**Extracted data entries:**

Start of Block

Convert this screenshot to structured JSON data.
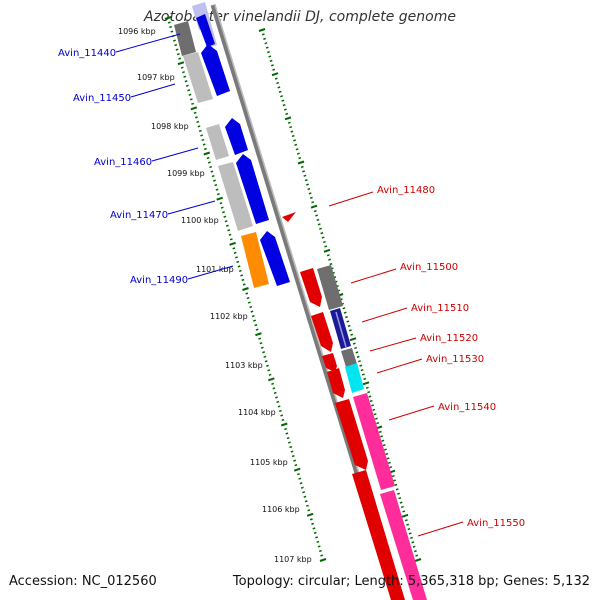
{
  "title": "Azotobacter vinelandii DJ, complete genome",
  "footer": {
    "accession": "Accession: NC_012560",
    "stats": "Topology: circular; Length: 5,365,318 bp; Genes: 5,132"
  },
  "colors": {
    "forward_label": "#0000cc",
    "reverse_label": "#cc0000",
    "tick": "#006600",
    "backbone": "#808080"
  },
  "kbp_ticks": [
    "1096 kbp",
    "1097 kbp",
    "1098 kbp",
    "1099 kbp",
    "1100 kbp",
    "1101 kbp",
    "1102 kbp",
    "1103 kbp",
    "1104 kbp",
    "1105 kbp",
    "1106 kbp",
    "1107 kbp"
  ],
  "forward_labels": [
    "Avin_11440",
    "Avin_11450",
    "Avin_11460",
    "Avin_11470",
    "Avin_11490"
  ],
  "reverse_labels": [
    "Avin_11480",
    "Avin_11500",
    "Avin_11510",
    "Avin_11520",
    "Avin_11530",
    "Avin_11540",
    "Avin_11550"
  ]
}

End of Block

**TRY IT:** Return every record exactly, leaving out the pictures.

**REPLY:**
Convert this screenshot to structured JSON data.
{
  "title": "Azotobacter vinelandii DJ, complete genome",
  "footer": {
    "accession": "Accession: NC_012560",
    "stats": "Topology: circular; Length: 5,365,318 bp; Genes: 5,132"
  },
  "colors": {
    "forward_label": "#0000cc",
    "reverse_label": "#cc0000",
    "tick": "#006600",
    "backbone": "#808080"
  },
  "kbp_ticks": [
    "1096 kbp",
    "1097 kbp",
    "1098 kbp",
    "1099 kbp",
    "1100 kbp",
    "1101 kbp",
    "1102 kbp",
    "1103 kbp",
    "1104 kbp",
    "1105 kbp",
    "1106 kbp",
    "1107 kbp"
  ],
  "forward_labels": [
    "Avin_11440",
    "Avin_11450",
    "Avin_11460",
    "Avin_11470",
    "Avin_11490"
  ],
  "reverse_labels": [
    "Avin_11480",
    "Avin_11500",
    "Avin_11510",
    "Avin_11520",
    "Avin_11530",
    "Avin_11540",
    "Avin_11550"
  ]
}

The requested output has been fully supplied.